▸ Input material:
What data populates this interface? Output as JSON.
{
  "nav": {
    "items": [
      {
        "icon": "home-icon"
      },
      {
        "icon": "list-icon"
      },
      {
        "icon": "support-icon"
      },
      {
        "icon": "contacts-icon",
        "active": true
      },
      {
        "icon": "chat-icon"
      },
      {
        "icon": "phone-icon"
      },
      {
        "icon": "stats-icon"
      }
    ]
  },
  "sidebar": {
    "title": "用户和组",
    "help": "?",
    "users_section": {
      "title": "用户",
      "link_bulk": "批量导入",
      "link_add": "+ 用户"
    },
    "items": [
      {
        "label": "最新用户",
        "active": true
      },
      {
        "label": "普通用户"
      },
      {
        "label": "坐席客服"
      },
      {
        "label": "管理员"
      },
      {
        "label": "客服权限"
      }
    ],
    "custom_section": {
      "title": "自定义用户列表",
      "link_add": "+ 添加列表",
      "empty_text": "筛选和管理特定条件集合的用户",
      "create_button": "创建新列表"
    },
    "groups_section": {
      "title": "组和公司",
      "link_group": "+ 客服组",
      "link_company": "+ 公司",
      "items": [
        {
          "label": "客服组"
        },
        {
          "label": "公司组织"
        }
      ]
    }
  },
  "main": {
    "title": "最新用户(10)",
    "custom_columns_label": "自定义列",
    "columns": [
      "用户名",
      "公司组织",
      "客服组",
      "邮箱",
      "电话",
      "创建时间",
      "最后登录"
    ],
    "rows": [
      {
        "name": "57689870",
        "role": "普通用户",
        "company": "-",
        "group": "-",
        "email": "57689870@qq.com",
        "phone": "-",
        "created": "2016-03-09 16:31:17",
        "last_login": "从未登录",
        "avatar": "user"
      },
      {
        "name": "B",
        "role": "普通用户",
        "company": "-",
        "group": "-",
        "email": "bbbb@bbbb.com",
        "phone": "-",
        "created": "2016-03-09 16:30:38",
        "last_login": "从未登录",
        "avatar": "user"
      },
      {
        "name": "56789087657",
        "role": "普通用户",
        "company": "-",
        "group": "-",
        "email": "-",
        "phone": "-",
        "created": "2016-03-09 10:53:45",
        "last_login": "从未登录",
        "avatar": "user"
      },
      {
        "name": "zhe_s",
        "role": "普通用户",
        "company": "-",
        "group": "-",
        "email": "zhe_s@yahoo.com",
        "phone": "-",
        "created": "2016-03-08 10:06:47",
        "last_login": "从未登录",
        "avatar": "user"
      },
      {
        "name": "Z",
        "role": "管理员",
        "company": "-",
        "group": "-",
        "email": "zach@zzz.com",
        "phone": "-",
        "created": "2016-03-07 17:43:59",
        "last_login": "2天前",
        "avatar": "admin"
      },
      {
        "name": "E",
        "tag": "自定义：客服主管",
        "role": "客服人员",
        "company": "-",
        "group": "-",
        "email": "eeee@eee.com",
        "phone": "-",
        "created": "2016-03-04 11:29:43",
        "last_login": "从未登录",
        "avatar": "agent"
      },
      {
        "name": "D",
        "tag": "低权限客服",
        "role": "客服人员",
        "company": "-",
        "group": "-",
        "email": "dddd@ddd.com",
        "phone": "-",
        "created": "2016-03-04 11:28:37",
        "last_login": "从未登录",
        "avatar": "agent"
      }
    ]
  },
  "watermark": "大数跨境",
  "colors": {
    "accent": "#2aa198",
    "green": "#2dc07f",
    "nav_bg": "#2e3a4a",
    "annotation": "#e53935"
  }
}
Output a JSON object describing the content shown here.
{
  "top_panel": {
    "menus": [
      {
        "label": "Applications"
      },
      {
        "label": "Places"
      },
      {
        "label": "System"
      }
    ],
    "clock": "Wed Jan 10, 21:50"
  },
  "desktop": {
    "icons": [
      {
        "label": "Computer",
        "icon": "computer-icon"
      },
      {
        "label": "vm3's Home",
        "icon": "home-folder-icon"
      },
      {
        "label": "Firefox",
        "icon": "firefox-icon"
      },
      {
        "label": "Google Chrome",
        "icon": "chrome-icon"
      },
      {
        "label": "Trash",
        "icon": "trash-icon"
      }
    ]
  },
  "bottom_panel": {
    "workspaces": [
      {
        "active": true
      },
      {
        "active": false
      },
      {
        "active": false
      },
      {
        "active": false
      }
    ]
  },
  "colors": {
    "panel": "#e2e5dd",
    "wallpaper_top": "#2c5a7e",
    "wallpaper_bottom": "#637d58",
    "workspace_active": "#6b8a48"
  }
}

▸ What you are asked to do:
The lines to quote run from the one containing "Output a JSON" through the final line of the material above; please give them exactly, both ends included, and nothing else.

▸ Answer for this exercise:
Output a JSON object describing the content shown here.
{
  "top_panel": {
    "menus": [
      {
        "label": "Applications"
      },
      {
        "label": "Places"
      },
      {
        "label": "System"
      }
    ],
    "clock": "Wed Jan 10, 21:50"
  },
  "desktop": {
    "icons": [
      {
        "label": "Computer",
        "icon": "computer-icon"
      },
      {
        "label": "vm3's Home",
        "icon": "home-folder-icon"
      },
      {
        "label": "Firefox",
        "icon": "firefox-icon"
      },
      {
        "label": "Google Chrome",
        "icon": "chrome-icon"
      },
      {
        "label": "Trash",
        "icon": "trash-icon"
      }
    ]
  },
  "bottom_panel": {
    "workspaces": [
      {
        "active": true
      },
      {
        "active": false
      },
      {
        "active": false
      },
      {
        "active": false
      }
    ]
  },
  "colors": {
    "panel": "#e2e5dd",
    "wallpaper_top": "#2c5a7e",
    "wallpaper_bottom": "#637d58",
    "workspace_active": "#6b8a48"
  }
}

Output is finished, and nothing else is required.